[start Working data]

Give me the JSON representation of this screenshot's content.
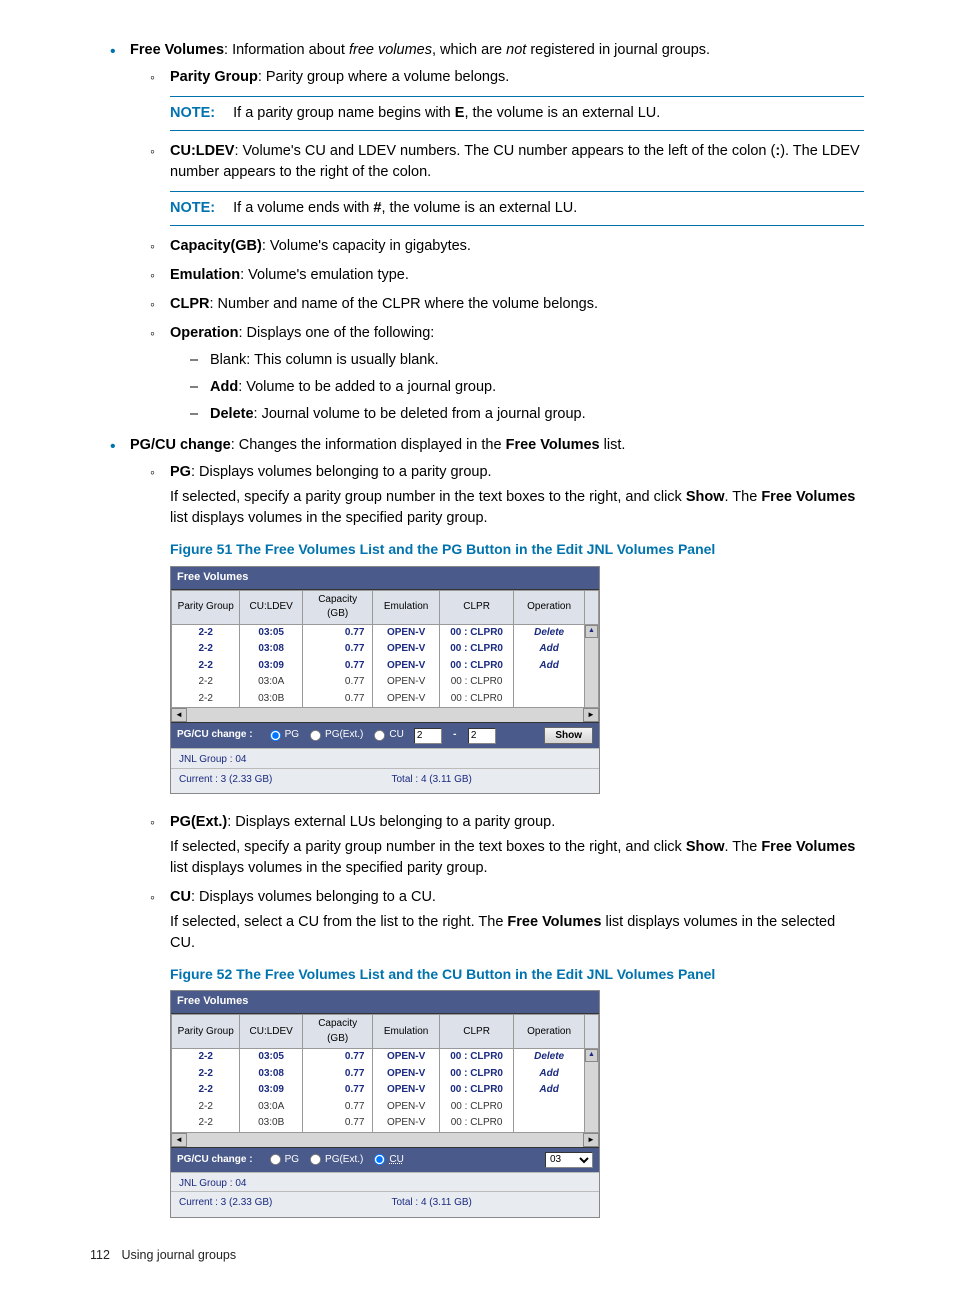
{
  "content": {
    "free_volumes_intro_a": "Free Volumes",
    "free_volumes_intro_b": ": Information about ",
    "free_volumes_intro_c": "free volumes",
    "free_volumes_intro_d": ", which are ",
    "free_volumes_intro_e": "not",
    "free_volumes_intro_f": " registered in journal groups.",
    "parity_group_label": "Parity Group",
    "parity_group_text": ": Parity group where a volume belongs.",
    "note_label": "NOTE:",
    "note1_a": "If a parity group name begins with ",
    "note1_b": "E",
    "note1_c": ", the volume is an external LU.",
    "culdev_label": "CU:LDEV",
    "culdev_a": ": Volume's CU and LDEV numbers. The CU number appears to the left of the colon (",
    "culdev_b": ":",
    "culdev_c": "). The LDEV number appears to the right of the colon.",
    "note2_a": "If a volume ends with ",
    "note2_b": "#",
    "note2_c": ", the volume is an external LU.",
    "capacity_label": "Capacity(GB)",
    "capacity_text": ": Volume's capacity in gigabytes.",
    "emulation_label": "Emulation",
    "emulation_text": ": Volume's emulation type.",
    "clpr_label": "CLPR",
    "clpr_text": ": Number and name of the CLPR where the volume belongs.",
    "operation_label": "Operation",
    "operation_text": ": Displays one of the following:",
    "op_blank": "Blank: This column is usually blank.",
    "op_add_label": "Add",
    "op_add_text": ": Volume to be added to a journal group.",
    "op_delete_label": "Delete",
    "op_delete_text": ": Journal volume to be deleted from a journal group.",
    "pgcu_change_label": "PG/CU change",
    "pgcu_change_a": ": Changes the information displayed in the ",
    "pgcu_change_b": "Free Volumes",
    "pgcu_change_c": " list.",
    "pg_label": "PG",
    "pg_text": ": Displays volumes belonging to a parity group.",
    "pg_p_a": "If selected, specify a parity group number in the text boxes to the right, and click ",
    "pg_p_b": "Show",
    "pg_p_c": ". The ",
    "pg_p_d": "Free Volumes",
    "pg_p_e": " list displays volumes in the specified parity group.",
    "fig51": "Figure 51 The Free Volumes List and the PG Button in the Edit JNL Volumes Panel",
    "pgext_label": "PG(Ext.)",
    "pgext_text": ": Displays external LUs belonging to a parity group.",
    "cu_label": "CU",
    "cu_text": ": Displays volumes belonging to a CU.",
    "cu_p_a": "If selected, select a CU from the list to the right. The ",
    "cu_p_b": "Free Volumes",
    "cu_p_c": " list displays volumes in the selected CU.",
    "fig52": "Figure 52 The Free Volumes List and the CU Button in the Edit JNL Volumes Panel"
  },
  "panel": {
    "title": "Free Volumes",
    "columns": [
      "Parity Group",
      "CU:LDEV",
      "Capacity (GB)",
      "Emulation",
      "CLPR",
      "Operation"
    ],
    "rows": [
      {
        "pg": "2-2",
        "cl": "03:05",
        "cap": "0.77",
        "em": "OPEN-V",
        "clpr": "00 : CLPR0",
        "op": "Delete",
        "bold": true,
        "opclass": "op-delete"
      },
      {
        "pg": "2-2",
        "cl": "03:08",
        "cap": "0.77",
        "em": "OPEN-V",
        "clpr": "00 : CLPR0",
        "op": "Add",
        "bold": true,
        "opclass": "op-add"
      },
      {
        "pg": "2-2",
        "cl": "03:09",
        "cap": "0.77",
        "em": "OPEN-V",
        "clpr": "00 : CLPR0",
        "op": "Add",
        "bold": true,
        "opclass": "op-add"
      },
      {
        "pg": "2-2",
        "cl": "03:0A",
        "cap": "0.77",
        "em": "OPEN-V",
        "clpr": "00 : CLPR0",
        "op": "",
        "bold": false,
        "opclass": ""
      },
      {
        "pg": "2-2",
        "cl": "03:0B",
        "cap": "0.77",
        "em": "OPEN-V",
        "clpr": "00 : CLPR0",
        "op": "",
        "bold": false,
        "opclass": ""
      }
    ],
    "pgcu_label": "PG/CU change :",
    "radios": {
      "pg": "PG",
      "pgext": "PG(Ext.)",
      "cu": "CU"
    },
    "input1": "2",
    "input2": "2",
    "show": "Show",
    "cu_select": "03",
    "jnl": "JNL Group : 04",
    "current": "Current : 3 (2.33 GB)",
    "total": "Total : 4 (3.11 GB)"
  },
  "footer": {
    "page": "112",
    "text": "Using journal groups"
  }
}
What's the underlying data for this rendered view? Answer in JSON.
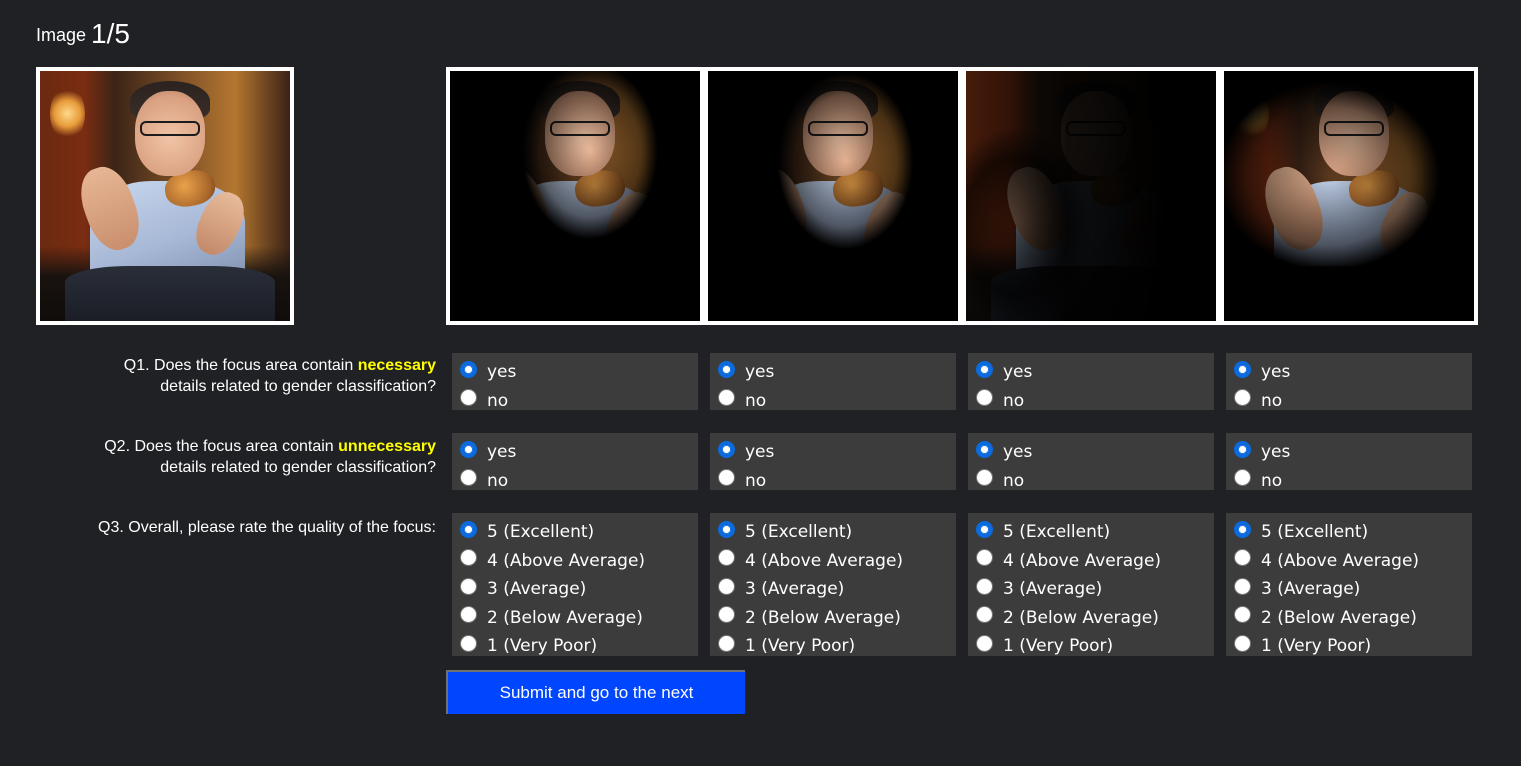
{
  "header": {
    "prefix": "Image",
    "counter": "1/5"
  },
  "questions": [
    {
      "id": "q1",
      "prefix": "Q1. Does the focus area contain ",
      "highlight": "necessary",
      "suffix": "details related to gender classification?",
      "options": [
        "yes",
        "no"
      ],
      "selected": "yes"
    },
    {
      "id": "q2",
      "prefix": "Q2. Does the focus area contain ",
      "highlight": "unnecessary",
      "suffix": "details related to gender classification?",
      "options": [
        "yes",
        "no"
      ],
      "selected": "yes"
    },
    {
      "id": "q3",
      "prefix": "Q3. Overall, please rate the quality of the focus:",
      "highlight": "",
      "suffix": "",
      "options": [
        "5 (Excellent)",
        "4 (Above Average)",
        "3 (Average)",
        "2 (Below Average)",
        "1 (Very Poor)"
      ],
      "selected": "5 (Excellent)"
    }
  ],
  "colors": {
    "highlight": "#ffff00",
    "submit": "#0046ff",
    "radio_selected": "#0b6bde",
    "panel": "#3c3c3c",
    "background": "#202124"
  },
  "submit": {
    "label": "Submit and go to the next"
  }
}
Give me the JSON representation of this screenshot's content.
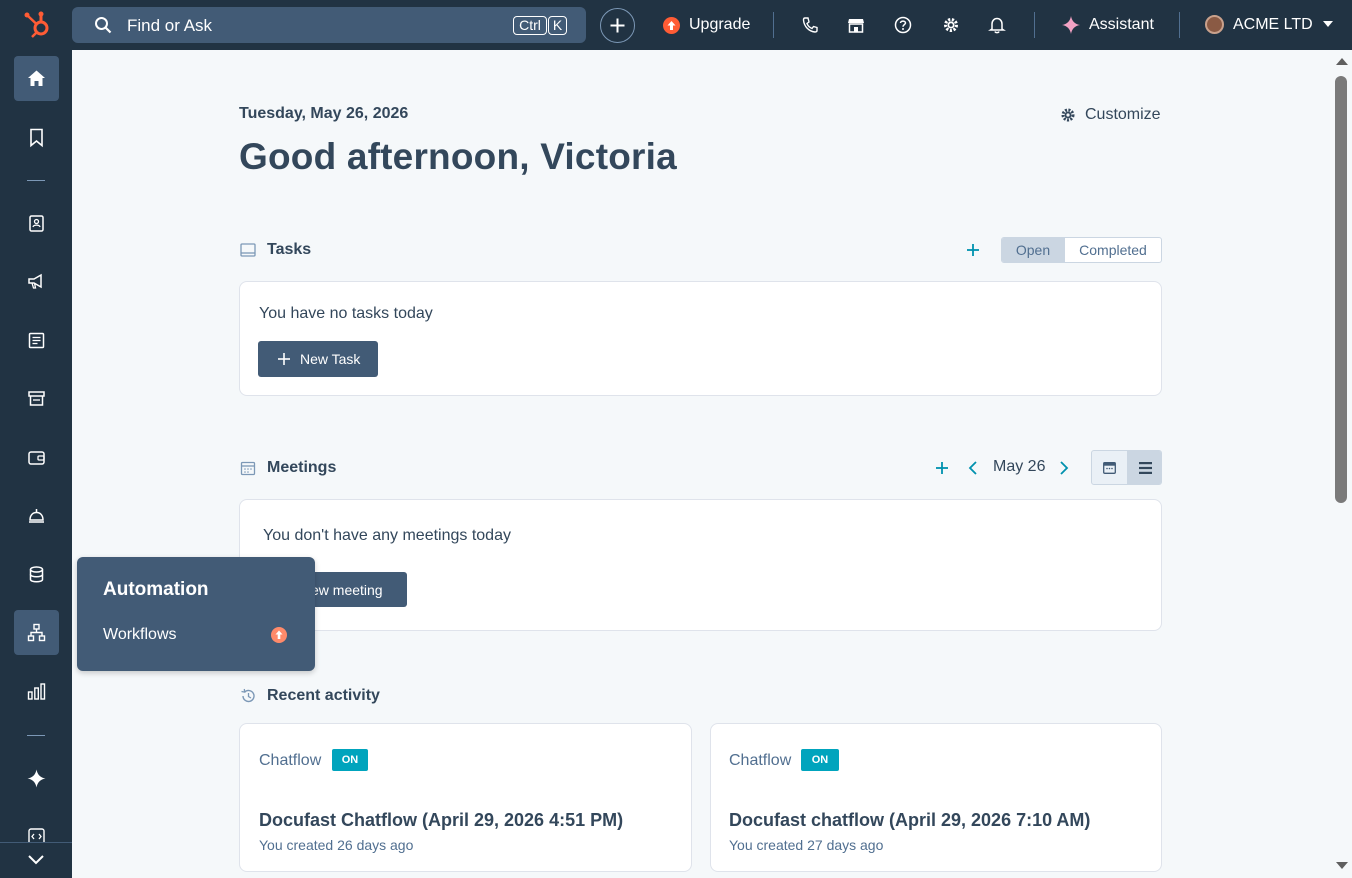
{
  "topbar": {
    "search_placeholder": "Find or Ask",
    "shortcut_ctrl": "Ctrl",
    "shortcut_k": "K",
    "upgrade_label": "Upgrade",
    "assistant_label": "Assistant",
    "account_name": "ACME LTD"
  },
  "header": {
    "date": "Tuesday, May 26, 2026",
    "greeting": "Good afternoon, Victoria",
    "customize_label": "Customize"
  },
  "tasks": {
    "title": "Tasks",
    "filter_open": "Open",
    "filter_completed": "Completed",
    "selected_filter": "Open",
    "empty_text": "You have no tasks today",
    "new_task_label": "New Task"
  },
  "meetings": {
    "title": "Meetings",
    "date": "May 26",
    "empty_text": "You don't have any meetings today",
    "new_meeting_label": "ew meeting"
  },
  "popover": {
    "title": "Automation",
    "item": "Workflows"
  },
  "recent_activity": {
    "title": "Recent activity",
    "items": [
      {
        "type": "Chatflow",
        "badge": "ON",
        "title": "Docufast Chatflow (April 29, 2026 4:51 PM)",
        "subtitle": "You created 26 days ago"
      },
      {
        "type": "Chatflow",
        "badge": "ON",
        "title": "Docufast chatflow (April 29, 2026 7:10 AM)",
        "subtitle": "You created 27 days ago"
      }
    ]
  },
  "colors": {
    "nav_bg": "#213343",
    "accent_orange": "#ff5c35",
    "teal": "#00a4bd",
    "button_dark": "#425b76"
  }
}
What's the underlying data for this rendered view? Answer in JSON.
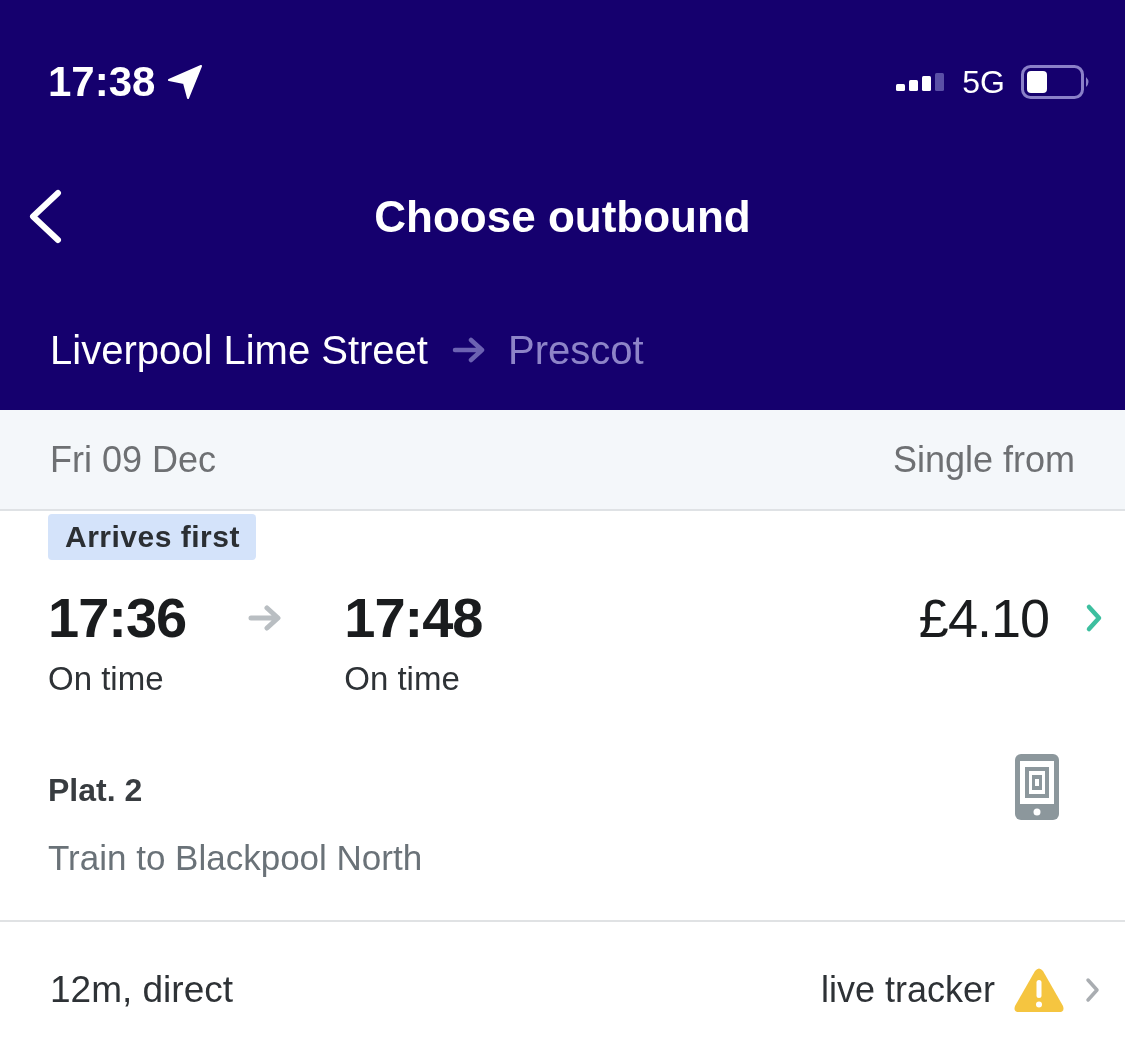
{
  "status_bar": {
    "time": "17:38",
    "network": "5G"
  },
  "header": {
    "title": "Choose outbound",
    "origin": "Liverpool Lime Street",
    "destination": "Prescot"
  },
  "date_bar": {
    "date": "Fri 09 Dec",
    "price_label": "Single from"
  },
  "journeys": [
    {
      "badge": "Arrives first",
      "depart": {
        "time": "17:36",
        "status": "On time"
      },
      "arrive": {
        "time": "17:48",
        "status": "On time"
      },
      "price": "£4.10",
      "platform": "Plat. 2",
      "service": "Train to Blackpool North",
      "duration": "12m, direct",
      "tracker": {
        "label": "live tracker",
        "warning": true
      }
    }
  ]
}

[end Working data]

Every line of the data above should be quoted exactly. Omit the pictures.

Task response
Give me the JSON representation of this screenshot's content.
{
  "content": {
    "free_volumes_intro_a": "Free Volumes",
    "free_volumes_intro_b": ": Information about ",
    "free_volumes_intro_c": "free volumes",
    "free_volumes_intro_d": ", which are ",
    "free_volumes_intro_e": "not",
    "free_volumes_intro_f": " registered in journal groups.",
    "parity_group_label": "Parity Group",
    "parity_group_text": ": Parity group where a volume belongs.",
    "note_label": "NOTE:",
    "note1_a": "If a parity group name begins with ",
    "note1_b": "E",
    "note1_c": ", the volume is an external LU.",
    "culdev_label": "CU:LDEV",
    "culdev_a": ": Volume's CU and LDEV numbers. The CU number appears to the left of the colon (",
    "culdev_b": ":",
    "culdev_c": "). The LDEV number appears to the right of the colon.",
    "note2_a": "If a volume ends with ",
    "note2_b": "#",
    "note2_c": ", the volume is an external LU.",
    "capacity_label": "Capacity(GB)",
    "capacity_text": ": Volume's capacity in gigabytes.",
    "emulation_label": "Emulation",
    "emulation_text": ": Volume's emulation type.",
    "clpr_label": "CLPR",
    "clpr_text": ": Number and name of the CLPR where the volume belongs.",
    "operation_label": "Operation",
    "operation_text": ": Displays one of the following:",
    "op_blank": "Blank: This column is usually blank.",
    "op_add_label": "Add",
    "op_add_text": ": Volume to be added to a journal group.",
    "op_delete_label": "Delete",
    "op_delete_text": ": Journal volume to be deleted from a journal group.",
    "pgcu_change_label": "PG/CU change",
    "pgcu_change_a": ": Changes the information displayed in the ",
    "pgcu_change_b": "Free Volumes",
    "pgcu_change_c": " list.",
    "pg_label": "PG",
    "pg_text": ": Displays volumes belonging to a parity group.",
    "pg_p_a": "If selected, specify a parity group number in the text boxes to the right, and click ",
    "pg_p_b": "Show",
    "pg_p_c": ". The ",
    "pg_p_d": "Free Volumes",
    "pg_p_e": " list displays volumes in the specified parity group.",
    "fig51": "Figure 51 The Free Volumes List and the PG Button in the Edit JNL Volumes Panel",
    "pgext_label": "PG(Ext.)",
    "pgext_text": ": Displays external LUs belonging to a parity group.",
    "cu_label": "CU",
    "cu_text": ": Displays volumes belonging to a CU.",
    "cu_p_a": "If selected, select a CU from the list to the right. The ",
    "cu_p_b": "Free Volumes",
    "cu_p_c": " list displays volumes in the selected CU.",
    "fig52": "Figure 52 The Free Volumes List and the CU Button in the Edit JNL Volumes Panel"
  },
  "panel": {
    "title": "Free Volumes",
    "columns": [
      "Parity Group",
      "CU:LDEV",
      "Capacity (GB)",
      "Emulation",
      "CLPR",
      "Operation"
    ],
    "rows": [
      {
        "pg": "2-2",
        "cl": "03:05",
        "cap": "0.77",
        "em": "OPEN-V",
        "clpr": "00 : CLPR0",
        "op": "Delete",
        "bold": true,
        "opclass": "op-delete"
      },
      {
        "pg": "2-2",
        "cl": "03:08",
        "cap": "0.77",
        "em": "OPEN-V",
        "clpr": "00 : CLPR0",
        "op": "Add",
        "bold": true,
        "opclass": "op-add"
      },
      {
        "pg": "2-2",
        "cl": "03:09",
        "cap": "0.77",
        "em": "OPEN-V",
        "clpr": "00 : CLPR0",
        "op": "Add",
        "bold": true,
        "opclass": "op-add"
      },
      {
        "pg": "2-2",
        "cl": "03:0A",
        "cap": "0.77",
        "em": "OPEN-V",
        "clpr": "00 : CLPR0",
        "op": "",
        "bold": false,
        "opclass": ""
      },
      {
        "pg": "2-2",
        "cl": "03:0B",
        "cap": "0.77",
        "em": "OPEN-V",
        "clpr": "00 : CLPR0",
        "op": "",
        "bold": false,
        "opclass": ""
      }
    ],
    "pgcu_label": "PG/CU change :",
    "radios": {
      "pg": "PG",
      "pgext": "PG(Ext.)",
      "cu": "CU"
    },
    "input1": "2",
    "input2": "2",
    "show": "Show",
    "cu_select": "03",
    "jnl": "JNL Group : 04",
    "current": "Current : 3 (2.33 GB)",
    "total": "Total : 4 (3.11 GB)"
  },
  "footer": {
    "page": "112",
    "text": "Using journal groups"
  }
}
What's the underlying data for this rendered view? Answer in JSON.
{
  "header": {
    "prefix": "Image",
    "counter": "1/5"
  },
  "questions": [
    {
      "id": "q1",
      "prefix": "Q1. Does the focus area contain ",
      "highlight": "necessary",
      "suffix": "details related to gender classification?",
      "options": [
        "yes",
        "no"
      ],
      "selected": "yes"
    },
    {
      "id": "q2",
      "prefix": "Q2. Does the focus area contain ",
      "highlight": "unnecessary",
      "suffix": "details related to gender classification?",
      "options": [
        "yes",
        "no"
      ],
      "selected": "yes"
    },
    {
      "id": "q3",
      "prefix": "Q3. Overall, please rate the quality of the focus:",
      "highlight": "",
      "suffix": "",
      "options": [
        "5 (Excellent)",
        "4 (Above Average)",
        "3 (Average)",
        "2 (Below Average)",
        "1 (Very Poor)"
      ],
      "selected": "5 (Excellent)"
    }
  ],
  "colors": {
    "highlight": "#ffff00",
    "submit": "#0046ff",
    "radio_selected": "#0b6bde",
    "panel": "#3c3c3c",
    "background": "#202124"
  },
  "submit": {
    "label": "Submit and go to the next"
  }
}
Give me the JSON representation of this screenshot's content.
{
  "topbar": {
    "search_placeholder": "Find or Ask",
    "shortcut_ctrl": "Ctrl",
    "shortcut_k": "K",
    "upgrade_label": "Upgrade",
    "assistant_label": "Assistant",
    "account_name": "ACME LTD"
  },
  "header": {
    "date": "Tuesday, May 26, 2026",
    "greeting": "Good afternoon, Victoria",
    "customize_label": "Customize"
  },
  "tasks": {
    "title": "Tasks",
    "filter_open": "Open",
    "filter_completed": "Completed",
    "selected_filter": "Open",
    "empty_text": "You have no tasks today",
    "new_task_label": "New Task"
  },
  "meetings": {
    "title": "Meetings",
    "date": "May 26",
    "empty_text": "You don't have any meetings today",
    "new_meeting_label": "ew meeting"
  },
  "popover": {
    "title": "Automation",
    "item": "Workflows"
  },
  "recent_activity": {
    "title": "Recent activity",
    "items": [
      {
        "type": "Chatflow",
        "badge": "ON",
        "title": "Docufast Chatflow (April 29, 2026 4:51 PM)",
        "subtitle": "You created 26 days ago"
      },
      {
        "type": "Chatflow",
        "badge": "ON",
        "title": "Docufast chatflow (April 29, 2026 7:10 AM)",
        "subtitle": "You created 27 days ago"
      }
    ]
  },
  "colors": {
    "nav_bg": "#213343",
    "accent_orange": "#ff5c35",
    "teal": "#00a4bd",
    "button_dark": "#425b76"
  }
}
What's the underlying data for this rendered view? Answer in JSON.
{
  "status_bar": {
    "time": "17:38",
    "network": "5G"
  },
  "header": {
    "title": "Choose outbound",
    "origin": "Liverpool Lime Street",
    "destination": "Prescot"
  },
  "date_bar": {
    "date": "Fri 09 Dec",
    "price_label": "Single from"
  },
  "journeys": [
    {
      "badge": "Arrives first",
      "depart": {
        "time": "17:36",
        "status": "On time"
      },
      "arrive": {
        "time": "17:48",
        "status": "On time"
      },
      "price": "£4.10",
      "platform": "Plat. 2",
      "service": "Train to Blackpool North",
      "duration": "12m, direct",
      "tracker": {
        "label": "live tracker",
        "warning": true
      }
    }
  ]
}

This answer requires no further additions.